- Exercise goal -
Write out all the lines again, precisely as they stand, but without the images.

***

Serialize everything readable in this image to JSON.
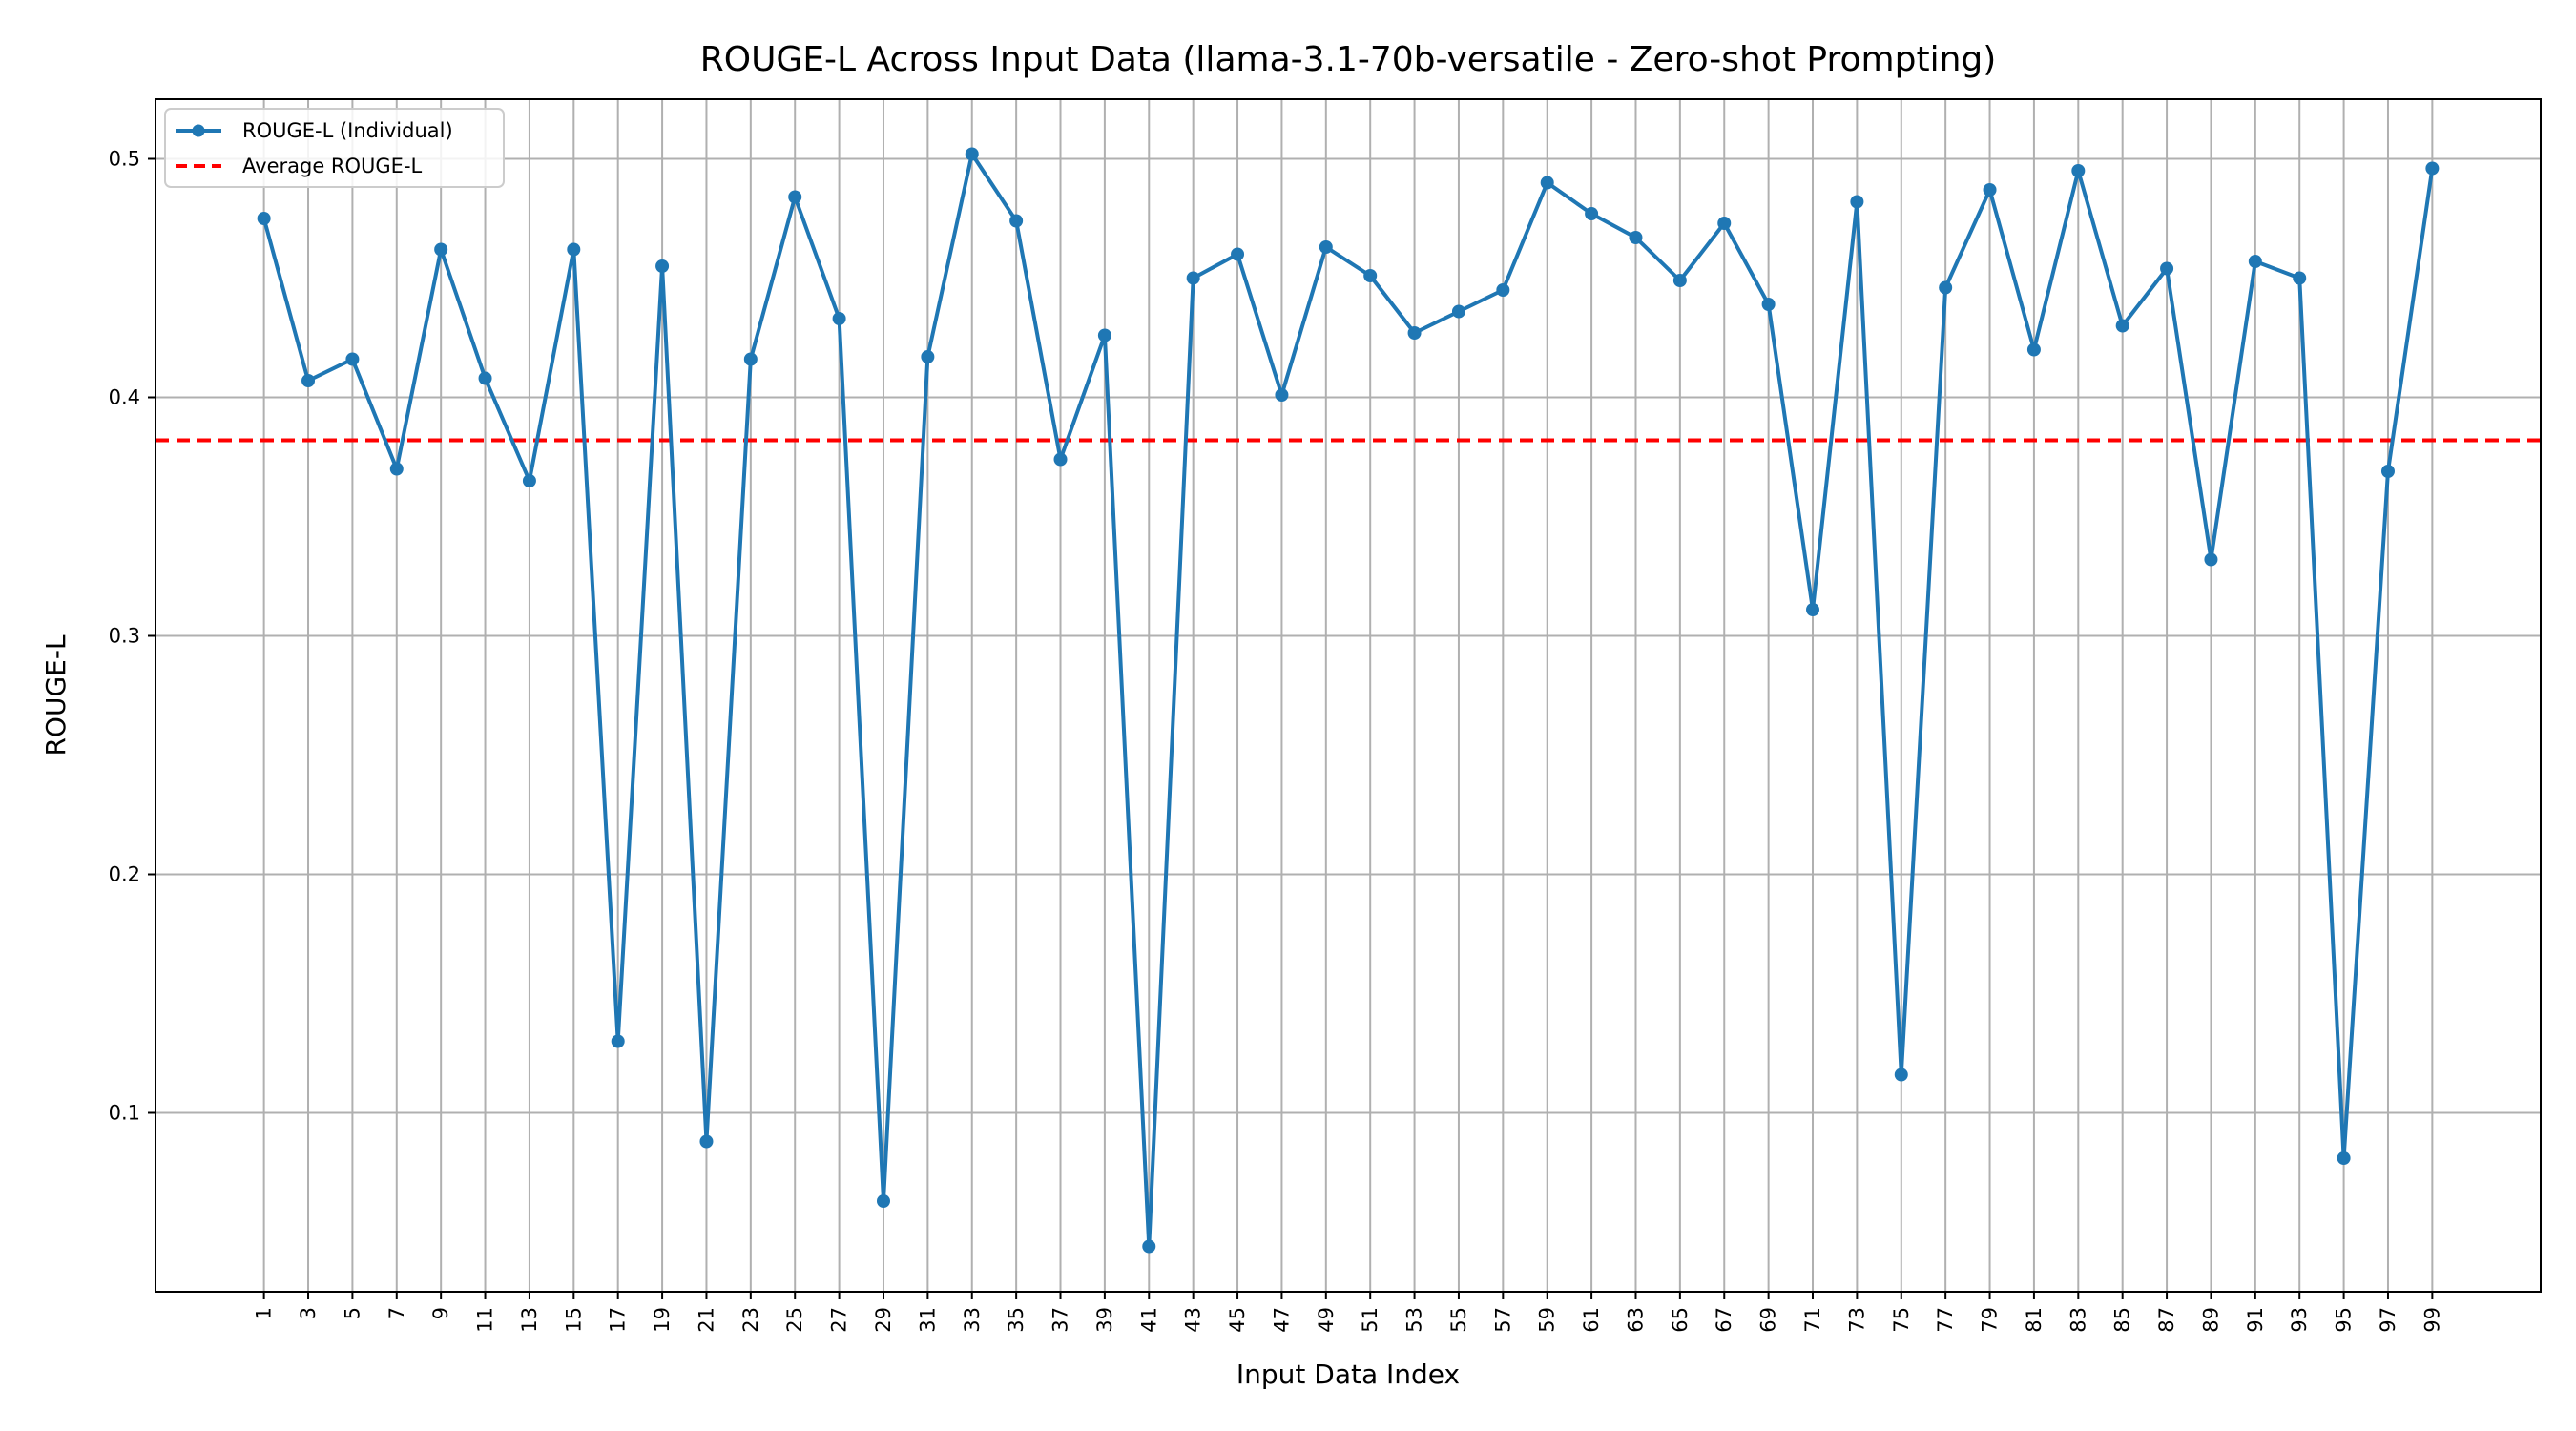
{
  "chart_data": {
    "type": "line",
    "title": "ROUGE-L Across Input Data (llama-3.1-70b-versatile - Zero-shot Prompting)",
    "xlabel": "Input Data Index",
    "ylabel": "ROUGE-L",
    "x": [
      1,
      3,
      5,
      7,
      9,
      11,
      13,
      15,
      17,
      19,
      21,
      23,
      25,
      27,
      29,
      31,
      33,
      35,
      37,
      39,
      41,
      43,
      45,
      47,
      49,
      51,
      53,
      55,
      57,
      59,
      61,
      63,
      65,
      67,
      69,
      71,
      73,
      75,
      77,
      79,
      81,
      83,
      85,
      87,
      89,
      91,
      93,
      95,
      97,
      99
    ],
    "xlim": [
      -3.9,
      103.9
    ],
    "ylim": [
      0.025,
      0.525
    ],
    "yticks": [
      "0.1",
      "0.2",
      "0.3",
      "0.4",
      "0.5"
    ],
    "grid": true,
    "legend_position": "top-left",
    "series": [
      {
        "name": "ROUGE-L (Individual)",
        "color": "#1f77b4",
        "marker": "circle",
        "values": [
          0.475,
          0.407,
          0.416,
          0.37,
          0.462,
          0.408,
          0.365,
          0.462,
          0.13,
          0.455,
          0.088,
          0.416,
          0.484,
          0.433,
          0.063,
          0.417,
          0.502,
          0.474,
          0.374,
          0.426,
          0.044,
          0.45,
          0.46,
          0.401,
          0.463,
          0.451,
          0.427,
          0.436,
          0.445,
          0.49,
          0.477,
          0.467,
          0.449,
          0.473,
          0.439,
          0.311,
          0.482,
          0.116,
          0.446,
          0.487,
          0.42,
          0.495,
          0.43,
          0.454,
          0.332,
          0.457,
          0.45,
          0.081,
          0.369,
          0.496
        ]
      },
      {
        "name": "Average ROUGE-L",
        "color": "#ff0000",
        "style": "dashed",
        "value": 0.382
      }
    ]
  }
}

***

- Full response -
Serialize everything readable in this image to JSON.
{
  "chart_data": {
    "type": "line",
    "title": "ROUGE-L Across Input Data (llama-3.1-70b-versatile - Zero-shot Prompting)",
    "xlabel": "Input Data Index",
    "ylabel": "ROUGE-L",
    "x": [
      1,
      3,
      5,
      7,
      9,
      11,
      13,
      15,
      17,
      19,
      21,
      23,
      25,
      27,
      29,
      31,
      33,
      35,
      37,
      39,
      41,
      43,
      45,
      47,
      49,
      51,
      53,
      55,
      57,
      59,
      61,
      63,
      65,
      67,
      69,
      71,
      73,
      75,
      77,
      79,
      81,
      83,
      85,
      87,
      89,
      91,
      93,
      95,
      97,
      99
    ],
    "xlim": [
      -3.9,
      103.9
    ],
    "ylim": [
      0.025,
      0.525
    ],
    "yticks": [
      "0.1",
      "0.2",
      "0.3",
      "0.4",
      "0.5"
    ],
    "grid": true,
    "legend_position": "top-left",
    "series": [
      {
        "name": "ROUGE-L (Individual)",
        "color": "#1f77b4",
        "marker": "circle",
        "values": [
          0.475,
          0.407,
          0.416,
          0.37,
          0.462,
          0.408,
          0.365,
          0.462,
          0.13,
          0.455,
          0.088,
          0.416,
          0.484,
          0.433,
          0.063,
          0.417,
          0.502,
          0.474,
          0.374,
          0.426,
          0.044,
          0.45,
          0.46,
          0.401,
          0.463,
          0.451,
          0.427,
          0.436,
          0.445,
          0.49,
          0.477,
          0.467,
          0.449,
          0.473,
          0.439,
          0.311,
          0.482,
          0.116,
          0.446,
          0.487,
          0.42,
          0.495,
          0.43,
          0.454,
          0.332,
          0.457,
          0.45,
          0.081,
          0.369,
          0.496
        ]
      },
      {
        "name": "Average ROUGE-L",
        "color": "#ff0000",
        "style": "dashed",
        "value": 0.382
      }
    ]
  }
}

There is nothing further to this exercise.